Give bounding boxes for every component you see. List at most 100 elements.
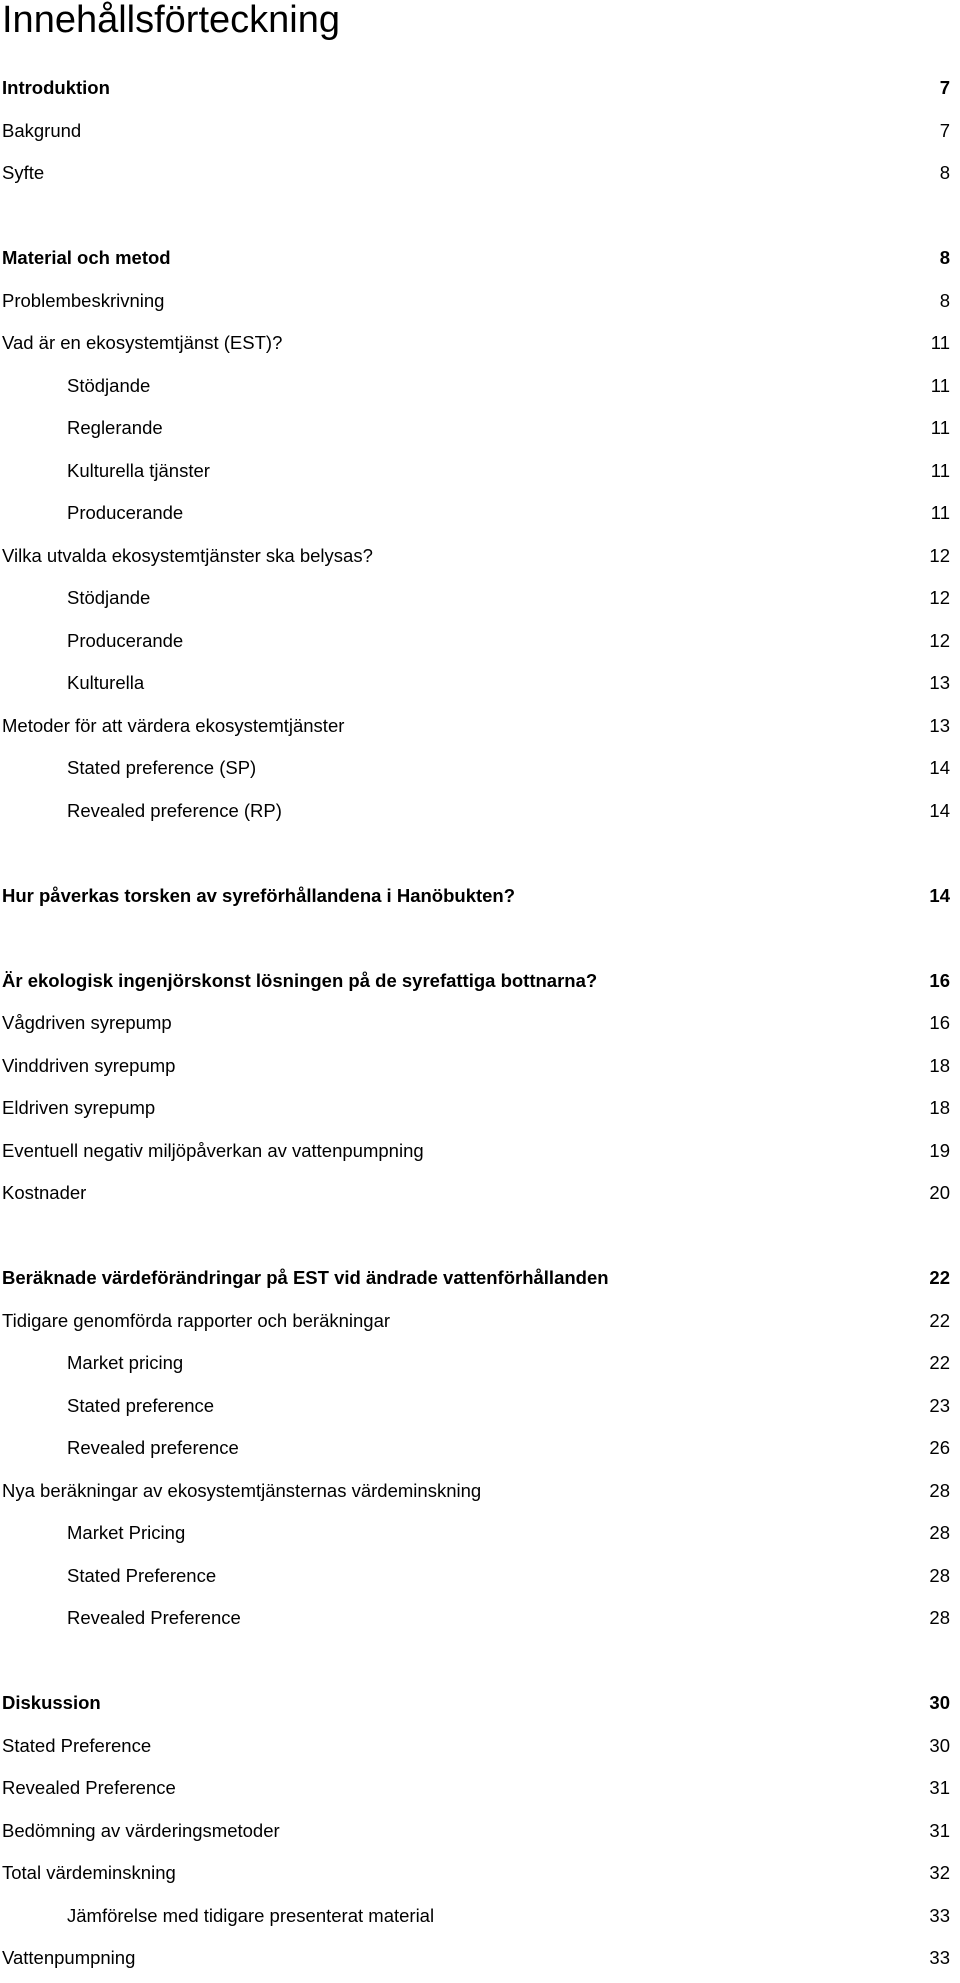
toc-entry[interactable]: Kostnader 20 [0,1175,960,1218]
toc-entry-label: Reglerande [67,417,163,438]
toc-page-number: 26 [929,1437,950,1458]
toc-entry-label: Vad är en ekosystemtjänst (EST)? [2,332,283,353]
toc-subentry[interactable]: Stated Preference 28 [0,1558,960,1601]
toc-entry-label: Revealed preference [67,1437,239,1458]
toc-entry[interactable]: Syfte 8 [0,155,960,198]
toc-page-number: 14 [929,799,950,821]
toc-page-number: 12 [929,629,950,651]
toc-entry[interactable]: Total värdeminskning 32 [0,1855,960,1898]
toc-entry-label: Producerande [67,502,184,523]
toc-entry-label: Jämförelse med tidigare presenterat mate… [67,1904,435,1926]
toc-subentry[interactable]: Stödjande 12 [0,580,960,623]
toc-entry-label: Kostnader [2,1182,87,1203]
toc-entry[interactable]: Eldriven syrepump 18 [0,1090,960,1133]
toc-entry-label: Revealed Preference [67,1607,241,1628]
toc-entry[interactable]: Bedömning av värderingsmetoder 31 [0,1813,960,1856]
toc-subentry[interactable]: Revealed preference 26 [0,1430,960,1473]
toc-subentry[interactable]: Producerande 11 [0,495,960,538]
toc-entry[interactable]: Vågdriven syrepump 16 [0,1005,960,1048]
toc-section-entry[interactable]: Introduktion 7 [0,70,960,113]
toc-page-number: 22 [929,1352,950,1373]
page-title: Innehållsförteckning [2,0,340,41]
toc-entry-label: Bakgrund [2,119,82,141]
toc-entry[interactable]: Problembeskrivning 8 [0,283,960,326]
toc-entry[interactable]: Vad är en ekosystemtjänst (EST)? 11 [0,325,960,368]
toc-subentry[interactable]: Market pricing 22 [0,1345,960,1388]
toc-page-number: 11 [930,417,950,438]
toc-page-number: 14 [929,757,950,778]
toc-page-number: 7 [939,77,950,98]
toc-subentry[interactable]: Revealed Preference 28 [0,1600,960,1643]
toc-entry-label: Eldriven syrepump [2,1097,156,1118]
toc-entry[interactable]: Vattenpumpning 33 [0,1940,960,1983]
toc-page-number: 31 [929,1819,950,1841]
toc-entry[interactable]: Bakgrund 7 [0,113,960,156]
toc-entry[interactable]: Nya beräkningar av ekosystemtjänsternas … [0,1473,960,1516]
toc-page-number: 14 [929,884,950,906]
toc-page-number: 18 [929,1054,950,1076]
toc-section-entry[interactable]: Är ekologisk ingenjörskonst lösningen på… [0,963,960,1006]
toc-subentry[interactable]: Producerande 12 [0,623,960,666]
toc-entry-label: Metoder för att värdera ekosystemtjänste… [2,714,345,736]
toc-page-number: 18 [929,1097,950,1118]
toc-entry-label: Bedömning av värderingsmetoder [2,1819,280,1841]
toc-entry[interactable]: Vinddriven syrepump 18 [0,1048,960,1091]
toc-entry-label: Stated preference (SP) [67,757,257,778]
toc-entry-label: Market Pricing [67,1522,186,1543]
toc-entry-label: Eventuell negativ miljöpåverkan av vatte… [2,1139,424,1161]
toc-entry-label: Vinddriven syrepump [2,1054,176,1076]
toc-entry-label: Beräknade värdeförändringar på EST vid ä… [2,1267,609,1288]
toc-entry[interactable]: Vilka utvalda ekosystemtjänster ska bely… [0,538,960,581]
toc-entry-label: Kulturella tjänster [67,459,210,481]
toc-entry[interactable]: Revealed Preference 31 [0,1770,960,1813]
toc-entry-label: Stated preference [67,1394,215,1416]
toc-entry-label: Material och metod [2,247,171,268]
toc-page-number: 19 [929,1139,950,1161]
toc-section-entry[interactable]: Material och metod 8 [0,240,960,283]
toc-entry[interactable]: Eventuell negativ miljöpåverkan av vatte… [0,1133,960,1176]
toc-page-number: 28 [929,1479,950,1501]
toc-page-number: 8 [939,289,950,311]
toc-page-number: 32 [929,1862,950,1883]
toc-subentry[interactable]: Kulturella tjänster 11 [0,453,960,496]
toc-entry-label: Är ekologisk ingenjörskonst lösningen på… [2,969,598,991]
toc-section-entry[interactable]: Beräknade värdeförändringar på EST vid ä… [0,1260,960,1303]
toc-page-number: 22 [929,1309,950,1331]
toc-page-number: 22 [929,1267,950,1288]
toc-entry-label: Revealed Preference [2,1777,176,1798]
toc-entry-label: Stödjande [67,587,151,608]
toc-section-entry[interactable]: Hur påverkas torsken av syreförhållanden… [0,878,960,921]
toc-page-number: 28 [929,1564,950,1586]
toc-section-entry[interactable]: Diskussion 30 [0,1685,960,1728]
toc-page-number: 12 [929,587,950,608]
toc-subentry[interactable]: Kulturella 13 [0,665,960,708]
toc-page-number: 7 [939,119,950,141]
toc-entry-label: Vågdriven syrepump [2,1012,172,1033]
toc-page-number: 11 [930,459,950,481]
table-of-contents: Introduktion 7 Bakgrund 7 Syfte 8 Material och… [0,70,960,1983]
toc-entry-label: Diskussion [2,1692,101,1713]
toc-subentry[interactable]: Stated preference (SP) 14 [0,750,960,793]
toc-page-number: 23 [929,1394,950,1416]
toc-page-number: 33 [929,1947,950,1968]
toc-page-number: 13 [929,672,950,693]
section-spacer [0,198,960,241]
section-spacer [0,835,960,878]
toc-subentry[interactable]: Stödjande 11 [0,368,960,411]
toc-entry[interactable]: Stated Preference 30 [0,1728,960,1771]
toc-subentry[interactable]: Revealed preference (RP) 14 [0,793,960,836]
toc-entry-label: Vilka utvalda ekosystemtjänster ska bely… [2,544,373,566]
toc-page-number: 33 [929,1904,950,1926]
toc-entry-label: Market pricing [67,1352,184,1373]
toc-subentry[interactable]: Stated preference 23 [0,1388,960,1431]
toc-page-number: 31 [929,1777,950,1798]
toc-entry-label: Producerande [67,629,184,651]
toc-entry[interactable]: Tidigare genomförda rapporter och beräkn… [0,1303,960,1346]
toc-entry-label: Total värdeminskning [2,1862,176,1883]
toc-subentry[interactable]: Jämförelse med tidigare presenterat mate… [0,1898,960,1941]
toc-subentry[interactable]: Market Pricing 28 [0,1515,960,1558]
toc-page-number: 30 [929,1734,950,1756]
toc-subentry[interactable]: Reglerande 11 [0,410,960,453]
section-spacer [0,920,960,963]
toc-entry[interactable]: Metoder för att värdera ekosystemtjänste… [0,708,960,751]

= = =

* TASK GOAL:
Drop the images and transcribe the entries above exactly.

* OUTPUT FOR THIS EXERCISE:
Give bounding boxes for every component you see. List at most 100 elements.
toc-entry[interactable]: Kostnader 20 [0,1175,960,1218]
toc-entry-label: Reglerande [67,417,163,438]
toc-page-number: 26 [929,1437,950,1458]
toc-entry-label: Vad är en ekosystemtjänst (EST)? [2,332,283,353]
toc-subentry[interactable]: Stated Preference 28 [0,1558,960,1601]
toc-entry-label: Revealed preference [67,1437,239,1458]
toc-entry[interactable]: Syfte 8 [0,155,960,198]
toc-page-number: 14 [929,799,950,821]
toc-page-number: 12 [929,629,950,651]
toc-entry[interactable]: Total värdeminskning 32 [0,1855,960,1898]
toc-entry-label: Producerande [67,502,184,523]
toc-entry-label: Jämförelse med tidigare presenterat mate… [67,1904,435,1926]
toc-subentry[interactable]: Stödjande 12 [0,580,960,623]
toc-entry-label: Kostnader [2,1182,87,1203]
toc-entry[interactable]: Eldriven syrepump 18 [0,1090,960,1133]
toc-entry-label: Revealed Preference [67,1607,241,1628]
toc-entry[interactable]: Bedömning av värderingsmetoder 31 [0,1813,960,1856]
toc-subentry[interactable]: Revealed preference 26 [0,1430,960,1473]
toc-subentry[interactable]: Producerande 11 [0,495,960,538]
toc-entry[interactable]: Vågdriven syrepump 16 [0,1005,960,1048]
toc-section-entry[interactable]: Introduktion 7 [0,70,960,113]
toc-page-number: 22 [929,1352,950,1373]
page-title: Innehållsförteckning [2,0,340,41]
toc-entry-label: Bakgrund [2,119,82,141]
toc-entry[interactable]: Problembeskrivning 8 [0,283,960,326]
toc-entry[interactable]: Vad är en ekosystemtjänst (EST)? 11 [0,325,960,368]
toc-subentry[interactable]: Market pricing 22 [0,1345,960,1388]
toc-page-number: 11 [930,417,950,438]
toc-page-number: 14 [929,757,950,778]
toc-page-number: 7 [939,77,950,98]
toc-subentry[interactable]: Revealed Preference 28 [0,1600,960,1643]
toc-entry-label: Eldriven syrepump [2,1097,156,1118]
toc-entry[interactable]: Vattenpumpning 33 [0,1940,960,1983]
toc-page-number: 31 [929,1819,950,1841]
toc-entry[interactable]: Bakgrund 7 [0,113,960,156]
toc-entry[interactable]: Nya beräkningar av ekosystemtjänsternas … [0,1473,960,1516]
toc-page-number: 14 [929,884,950,906]
toc-page-number: 18 [929,1054,950,1076]
toc-section-entry[interactable]: Är ekologisk ingenjörskonst lösningen på… [0,963,960,1006]
toc-subentry[interactable]: Producerande 12 [0,623,960,666]
toc-entry-label: Metoder för att värdera ekosystemtjänste… [2,714,345,736]
toc-page-number: 18 [929,1097,950,1118]
toc-entry-label: Bedömning av värderingsmetoder [2,1819,280,1841]
toc-entry[interactable]: Vinddriven syrepump 18 [0,1048,960,1091]
toc-entry-label: Stated preference (SP) [67,757,257,778]
toc-entry-label: Market Pricing [67,1522,186,1543]
toc-entry-label: Eventuell negativ miljöpåverkan av vatte… [2,1139,424,1161]
toc-entry-label: Vinddriven syrepump [2,1054,176,1076]
toc-entry-label: Beräknade värdeförändringar på EST vid ä… [2,1267,609,1288]
toc-entry[interactable]: Vilka utvalda ekosystemtjänster ska bely… [0,538,960,581]
toc-entry-label: Kulturella tjänster [67,459,210,481]
toc-entry[interactable]: Revealed Preference 31 [0,1770,960,1813]
toc-entry-label: Stated preference [67,1394,215,1416]
toc-entry-label: Material och metod [2,247,171,268]
toc-page-number: 19 [929,1139,950,1161]
toc-section-entry[interactable]: Material och metod 8 [0,240,960,283]
toc-entry[interactable]: Eventuell negativ miljöpåverkan av vatte… [0,1133,960,1176]
toc-page-number: 28 [929,1479,950,1501]
toc-page-number: 8 [939,289,950,311]
toc-page-number: 32 [929,1862,950,1883]
toc-subentry[interactable]: Kulturella tjänster 11 [0,453,960,496]
toc-entry-label: Är ekologisk ingenjörskonst lösningen på… [2,969,598,991]
toc-section-entry[interactable]: Beräknade värdeförändringar på EST vid ä… [0,1260,960,1303]
toc-page-number: 22 [929,1309,950,1331]
toc-page-number: 22 [929,1267,950,1288]
toc-entry-label: Revealed Preference [2,1777,176,1798]
toc-entry-label: Stödjande [67,587,151,608]
toc-section-entry[interactable]: Hur påverkas torsken av syreförhållanden… [0,878,960,921]
toc-page-number: 28 [929,1564,950,1586]
toc-section-entry[interactable]: Diskussion 30 [0,1685,960,1728]
toc-page-number: 12 [929,587,950,608]
toc-subentry[interactable]: Kulturella 13 [0,665,960,708]
toc-page-number: 7 [939,119,950,141]
toc-entry-label: Vågdriven syrepump [2,1012,172,1033]
toc-page-number: 11 [930,459,950,481]
table-of-contents: Introduktion 7 Bakgrund 7 Syfte 8 Material och… [0,70,960,1983]
toc-entry-label: Diskussion [2,1692,101,1713]
toc-subentry[interactable]: Stated preference (SP) 14 [0,750,960,793]
toc-page-number: 23 [929,1394,950,1416]
toc-page-number: 33 [929,1947,950,1968]
toc-page-number: 13 [929,672,950,693]
section-spacer [0,198,960,241]
section-spacer [0,835,960,878]
toc-subentry[interactable]: Stödjande 11 [0,368,960,411]
toc-entry[interactable]: Stated Preference 30 [0,1728,960,1771]
toc-subentry[interactable]: Revealed preference (RP) 14 [0,793,960,836]
toc-entry-label: Vilka utvalda ekosystemtjänster ska bely… [2,544,373,566]
toc-page-number: 33 [929,1904,950,1926]
toc-entry-label: Market pricing [67,1352,184,1373]
toc-subentry[interactable]: Stated preference 23 [0,1388,960,1431]
toc-page-number: 31 [929,1777,950,1798]
toc-entry-label: Producerande [67,629,184,651]
toc-entry[interactable]: Tidigare genomförda rapporter och beräkn… [0,1303,960,1346]
toc-entry-label: Total värdeminskning [2,1862,176,1883]
toc-subentry[interactable]: Jämförelse med tidigare presenterat mate… [0,1898,960,1941]
toc-subentry[interactable]: Market Pricing 28 [0,1515,960,1558]
toc-page-number: 30 [929,1734,950,1756]
toc-subentry[interactable]: Reglerande 11 [0,410,960,453]
section-spacer [0,920,960,963]
toc-entry[interactable]: Metoder för att värdera ekosystemtjänste… [0,708,960,751]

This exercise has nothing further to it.